◆ **Exercise goal**
Among the entries that follow, tally the lines with the string "الكتابة". Give no more than the number.

(Saved entries)
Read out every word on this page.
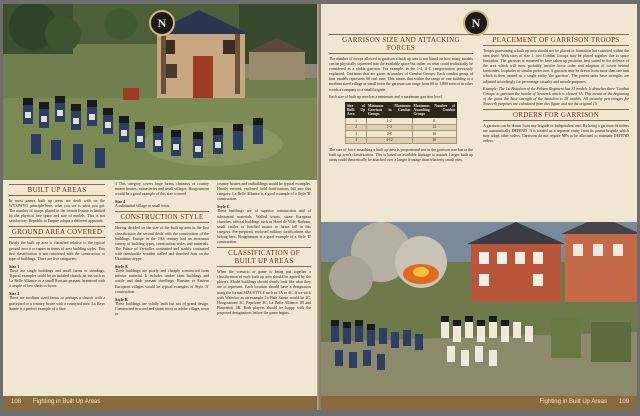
N
BUILT UP AREAS

In most games built up areas are dealt with on the WYSIWYG principle here, what you see is what you get. The number of troops placed in the terrain feature is limited by the physical free space and size of models. This is not satisfactory. Republic to Empire adopts a different approach.

GROUND AREA COVERED

Firstly the built up area is classified relative to the typical ground area it occupies in terms of area building styles. This first classification is not concerned with the construction or type of buildings. There are five categories:

Size 1

These are single buildings and small farms or steadings. Typical examples could be an isolated church, an inn such as La Belle Alliance or a small Russian peasant farmstead with a couple of low sheds or byres.

Size 2

These are medium sized farms or perhaps a church with a graveyard or a country house with a courtyard area. La Haye Sainte is a perfect example of a Size

3 This category covers large farms, chateaux or country manor houses, monasteries and small villages. Hougoumont would be a good example of this size covered.

Size 4

A substantial village or small town.

CONSTRUCTION STYLE

Having decided on the size of the built up area in the first classification the second deals with the construction of the buildings. Europe in the 19th century had an enormous variety of building types, construction styles and materials. The Palace of Versailles contrasted and starkly contrasted with ramshackle wooden walled and thatched huts on the Ukrainian steppe.

Style A

These buildings are poorly and cheaply constructed from inferior material. It includes timber farm buildings and wattle and daub peasant dwellings. Russian or Eastern European villages would be typical examples of Style 'A' construction.

Style B

These buildings are solidly built but not of grand design. Constructed in wood and stone, most or adobe village, town or

country houses and outbuildings would be typical examples. Hastily erected, enclosed field fortifications fall into this category. La Belle Alliance is a good example of a Style 'B' construction.

Style C

These buildings are of superior construction and of substantial materials. Walled towns, stone European churches, official buildings such as Hotel de Ville, Rathaus, small castles or fortified manor or farms fall in this category. Pre-prepared, enclosed military fortifications also belong here. Hougoumont is a good example of a Style 'C' construction.

CLASSIFICATION OF BUILT UP AREAS

When the scenario or game is being put together a classification of each built up area should be agreed by the players. Model buildings should clearly look like what they are to represent. Each location should have a designation using the format SIZE/STYLE such as 1A or 4C. If we stick with Waterloo as an example La Haie Sainte would be 2C, Hougoumont 3C, Papelotte 3C, La Belle Alliance 1B and Plancenoit 4B. Both players should be happy with the proposed designations before the game begins.

108 Fighting in Built Up Areas
N
GARRISON SIZE AND ATTACKING FORCES

The number of troops allowed to garrison a built up area is not based on how many models can be physically squeezed into the available space but rather on what could realistically be considered as a viable garrison. For example, in the 1-4, A-C categorisation previously explained. Garrisons that are given in number of Combat Groups. Each combat group of four models represents 60 real men. This means that within the range of one building to a medium sized village or small town the garrison can range from 60 to 1,800 men or in other words a company to a small brigade.

Each size of built up area has a minimum and a maximum garrison level.

Size of Built Up Area	Minimum - Maximum Garrison in Combat Groups	Maximum Number of Assaulting Combat Groups
1	1-2	6
2	1-4	12
3	2-8	18
4	4-12	30

The size of force assaulting a built up area is proportional not to the garrison size but to the built up area's classification. This is based on available frontage to assault. Larger built up areas could theoretically be attacked over a longer frontage than relatively small ones.

PLACEMENT OF GARRISON TROOPS

Troops garrisoning a built up area should not be placed in formation but scattered within the area itself. With sizes of size 1, two Combat Groups may be placed together due to space limitation. The garrison is assumed to have taken up positions best suited to the defence of the area which will most probably involve loose order and adoption of covert behind barricades, loopholes or similar protection. A garrison may be drawn from more than one unit which is then treated as a single entity 'the garrison'. The parent units have strengths are adjusted accordingly for percentage casualty and morale purposes.

Example: The 1st Battalion of the Polizen Regiment has 15 models. It detaches three 'Combat Groups' to garrison the hamlet of Neuwerk which is classed 1A. This means at the beginning of the game the base strength of the battalion is 28 models. All casualty percentages for Neuwerk purposes are calculated from this figure and not the original 15.

ORDERS FOR GARRISON

A garrison can be drawn from any brigade or independent unit. By being a garrison its orders are automatically DEFEND. It is treated as a separate entity from its parent brigade which may adopt other orders. Garrisons do not require MPs to be allocated to maintain DEFEND orders.

Fighting in Built Up Areas 109
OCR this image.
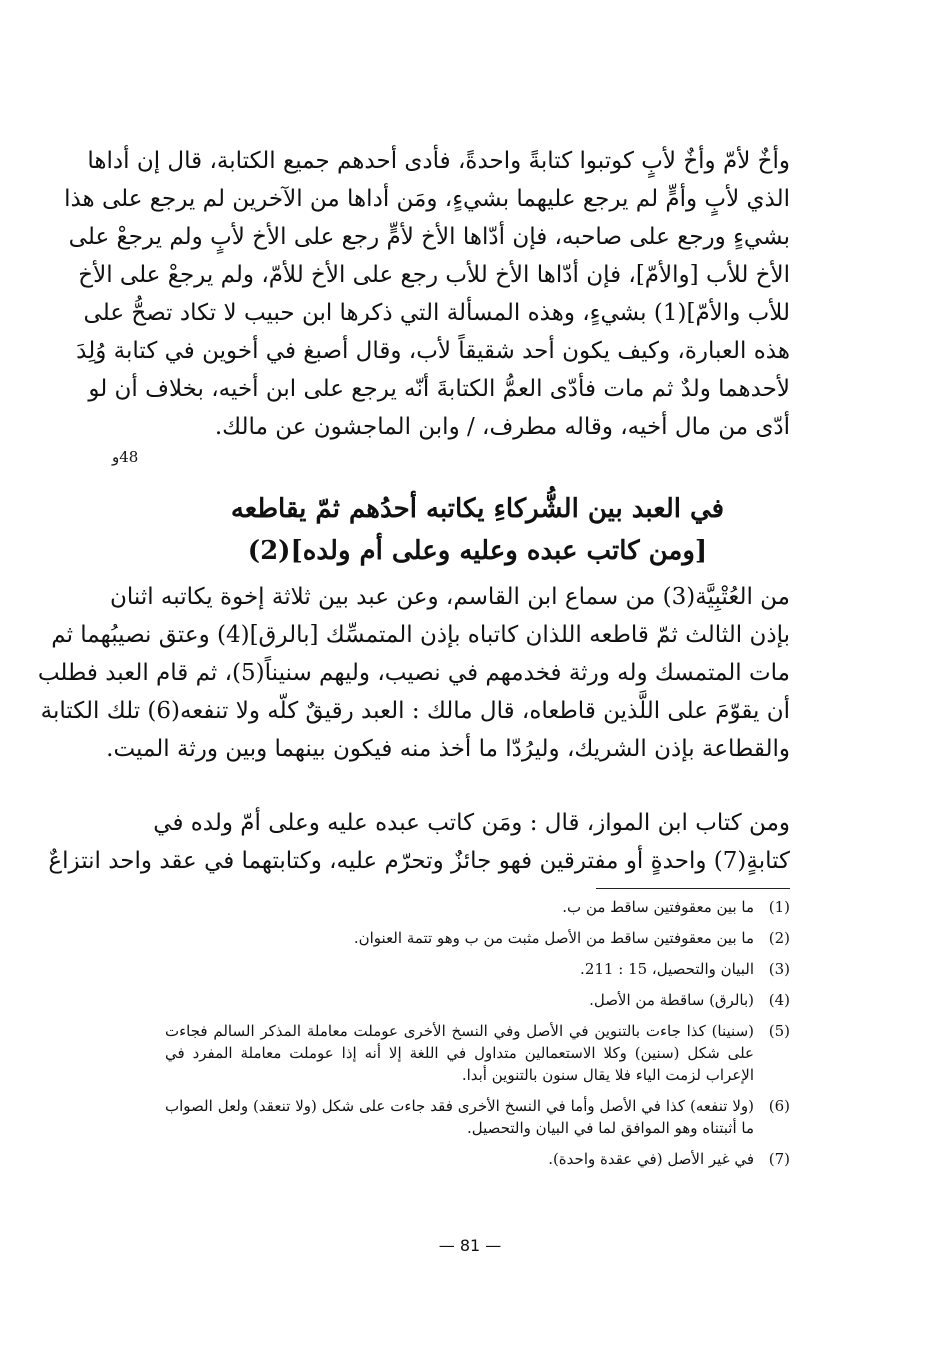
وأخٌ لأمّ وأخٌ لأبٍ كوتبوا كتابةً واحدةً، فأدى أحدهم جميع الكتابة، قال إن أداها
الذي لأبٍ وأمٍّ لم يرجع عليهما بشيءٍ، ومَن أداها من الآخرين لم يرجع على هذا
بشيءٍ ورجع على صاحبه، فإن أدّاها الأخ لأمٍّ رجع على الأخ لأبٍ ولم يرجعْ على
الأخ للأب [والأمّ]، فإن أدّاها الأخ للأب رجع على الأخ للأمّ، ولم يرجعْ على الأخ
للأب والأمّ](1) بشيءٍ، وهذه المسألة التي ذكرها ابن حبيب لا تكاد تصحُّ على
هذه العبارة، وكيف يكون أحد شقيقاً لأب، وقال أصبغ في أخوين في كتابة وُلِدَ
لأحدهما ولدٌ ثم مات فأدّى العمُّ الكتابةَ أنّه يرجع على ابن أخيه، بخلاف أن لو
أدّى من مال أخيه، وقاله مطرف، / وابن الماجشون عن مالك.
48و
في العبد بين الشُّركاءِ يكاتبه أحدُهم ثمّ يقاطعه
[ومن كاتب عبده وعليه وعلى أم ولده](2)
من العُتْبِيَّة(3) من سماع ابن القاسم، وعن عبد بين ثلاثة إخوة يكاتبه اثنان
بإذن الثالث ثمّ قاطعه اللذان كاتباه بإذن المتمسِّك [بالرق](4) وعتق نصيبُهما ثم
مات المتمسك وله ورثة فخدمهم في نصيب، وليهم سنيناً(5)، ثم قام العبد فطلب
أن يقوّمَ على اللَّذين قاطعاه، قال مالك : العبد رقيقٌ كلّه ولا تنفعه(6) تلك الكتابة
والقطاعة بإذن الشريك، وليرُدّا ما أخذ منه فيكون بينهما وبين ورثة الميت.
ومن كتاب ابن المواز، قال : ومَن كاتب عبده عليه وعلى أمّ ولده في
كتابةٍ(7) واحدةٍ أو مفترقين فهو جائزٌ وتحرّم عليه، وكتابتهما في عقد واحد انتزاعٌ
(1)
ما بين معقوفتين ساقط من ب.
(2)
ما بين معقوفتين ساقط من الأصل مثبت من ب وهو تتمة العنوان.
(3)
البيان والتحصيل، 15 : 211.
(4)
(بالرق) ساقطة من الأصل.
(5)
(سنينا) كذا جاءت بالتنوين في الأصل وفي النسخ الأخرى عوملت معاملة المذكر السالم فجاءت على شكل (سنين) وكلا الاستعمالين متداول في اللغة إلا أنه إذا عوملت معاملة المفرد في الإعراب لزمت الياء فلا يقال سنون بالتنوين أبدا.
(6)
(ولا تنفعه) كذا في الأصل وأما في النسخ الأخرى فقد جاءت على شكل (ولا تنعقد) ولعل الصواب ما أثبتناه وهو الموافق لما في البيان والتحصيل.
(7)
في غير الأصل (في عقدة واحدة).
— 81 —
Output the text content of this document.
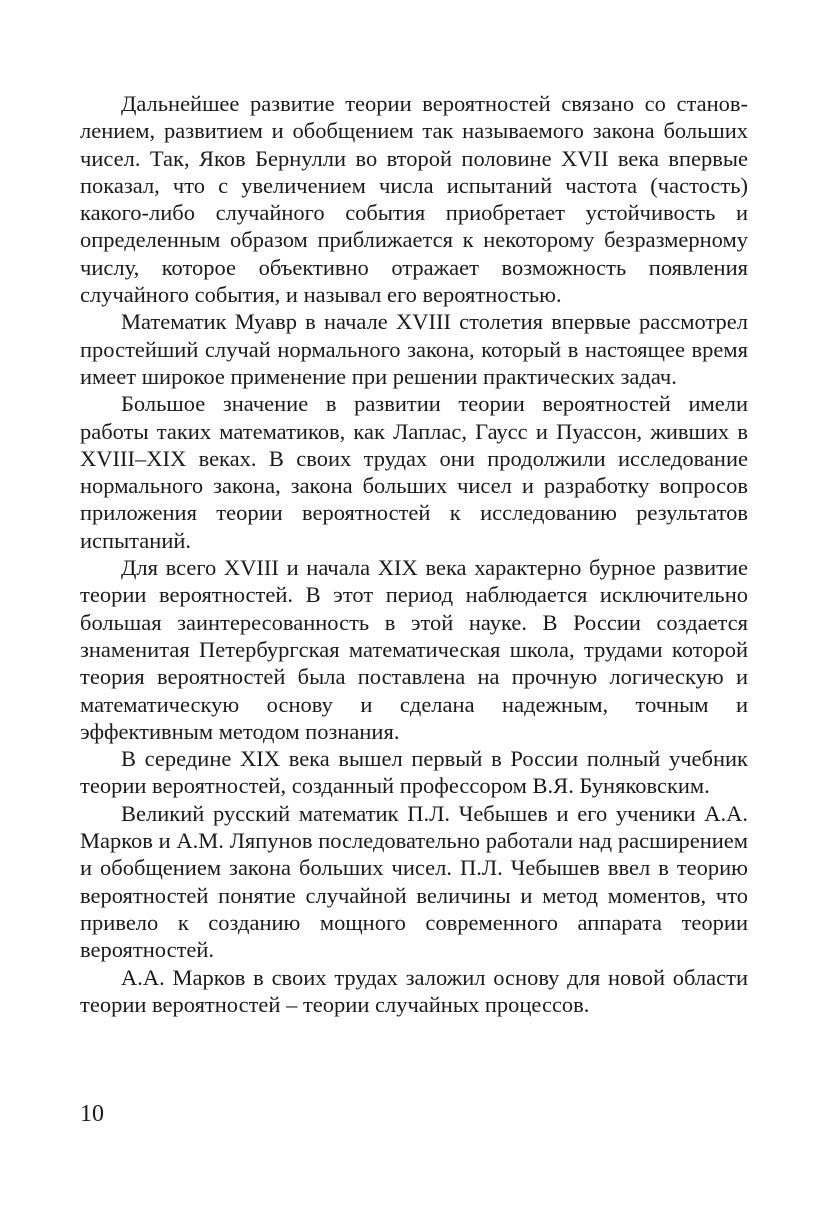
Дальнейшее развитие теории вероятностей связано со становлением, развитием и обобщением так называемого закона больших чисел. Так, Яков Бернулли во второй половине XVII века впервые показал, что с увеличением числа испытаний частота (частость) какого-либо случайного события приобретает устойчивость и определенным образом приближается к некоторому безразмерному числу, которое объективно отражает возможность появления случайного события, и называл его вероятностью.

Математик Муавр в начале XVIII столетия впервые рассмотрел простейший случай нормального закона, который в настоящее время имеет широкое применение при решении практических задач.

Большое значение в развитии теории вероятностей имели работы таких математиков, как Лаплас, Гаусс и Пуассон, живших в XVIII–XIX веках. В своих трудах они продолжили исследование нормального закона, закона больших чисел и разработку вопросов приложения теории вероятностей к исследованию результатов испытаний.

Для всего XVIII и начала XIX века характерно бурное развитие теории вероятностей. В этот период наблюдается исключительно большая заинтересованность в этой науке. В России создается знаменитая Петербургская математическая школа, трудами которой теория вероятностей была поставлена на прочную логическую и математическую основу и сделана надежным, точным и эффективным методом познания.

В середине XIX века вышел первый в России полный учебник теории вероятностей, созданный профессором В.Я. Буняковским.

Великий русский математик П.Л. Чебышев и его ученики А.А. Марков и А.М. Ляпунов последовательно работали над расширением и обобщением закона больших чисел. П.Л. Чебышев ввел в теорию вероятностей понятие случайной величины и метод моментов, что привело к созданию мощного современного аппарата теории вероятностей.

А.А. Марков в своих трудах заложил основу для новой области теории вероятностей – теории случайных процессов.

10
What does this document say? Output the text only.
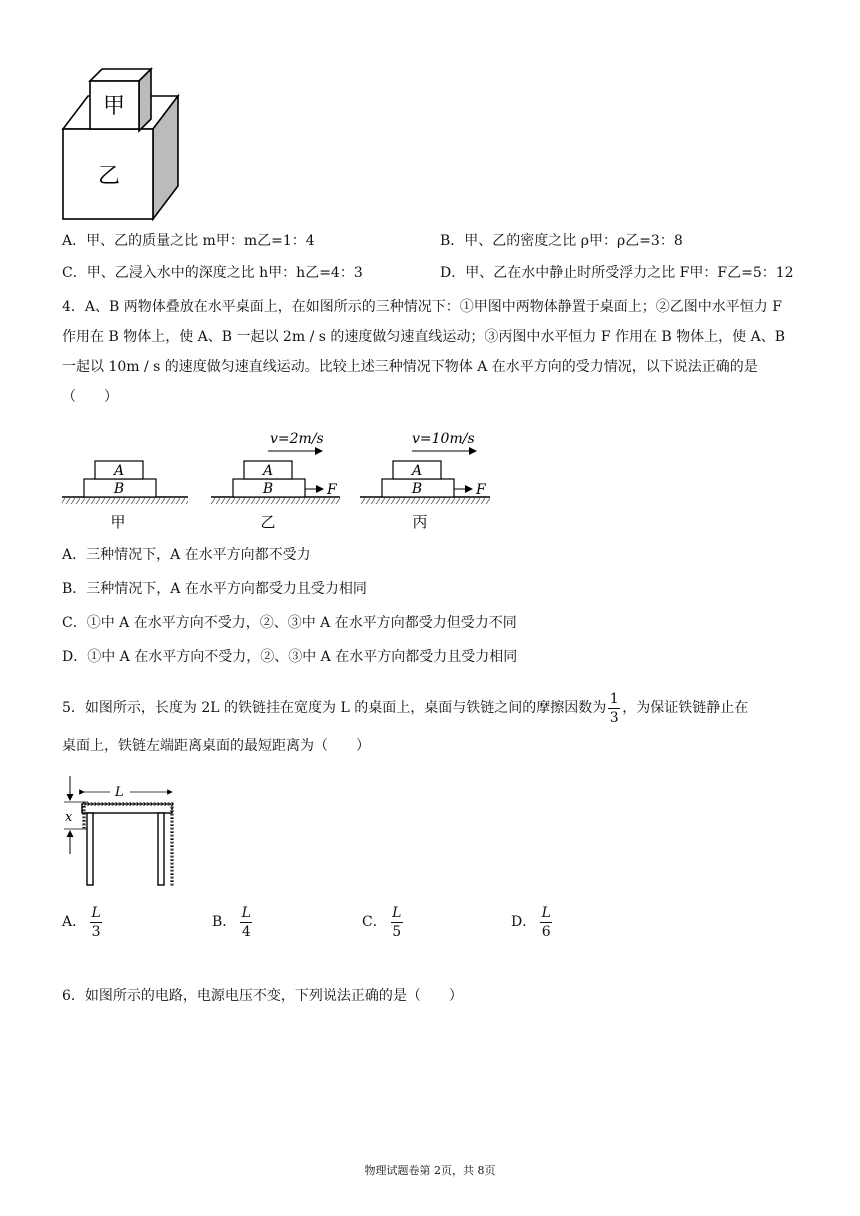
甲
乙
A．甲、乙的质量之比 m甲：m乙=1：4	B．甲、乙的密度之比 ρ甲：ρ乙=3：8
C．甲、乙浸入水中的深度之比 h甲：h乙=4：3	D．甲、乙在水中静止时所受浮力之比 F甲：F乙=5：12
4．A、B 两物体叠放在水平桌面上，在如图所示的三种情况下：①甲图中两物体静置于桌面上；②乙图中水平恒力 F 作用在 B 物体上，使 A、B 一起以 2m / s 的速度做匀速直线运动；③丙图中水平恒力 F 作用在 B 物体上，使 A、B 一起以 10m / s 的速度做匀速直线运动。比较上述三种情况下物体 A 在水平方向的受力情况，以下说法正确的是（　　）
A
B
甲
A
B
v=2m/s
F
乙
A
B
v=10m/s
F
丙
A．三种情况下，A 在水平方向都不受力
B．三种情况下，A 在水平方向都受力且受力相同
C．①中 A 在水平方向不受力，②、③中 A 在水平方向都受力但受力不同
D．①中 A 在水平方向不受力，②、③中 A 在水平方向都受力且受力相同
5．如图所示，长度为 2L 的铁链挂在宽度为 L 的桌面上，桌面与铁链之间的摩擦因数为 $\frac{1}{3}$ ，为保证铁链静止在
桌面上，铁链左端距离桌面的最短距离为（　　）
x
L
A． $\frac{L}{3}$	B． $\frac{L}{4}$	C． $\frac{L}{5}$	D． $\frac{L}{6}$
6．如图所示的电路，电源电压不变，下列说法正确的是（　　）
物理试题卷第 2页，共 8页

◆ **Response below**
3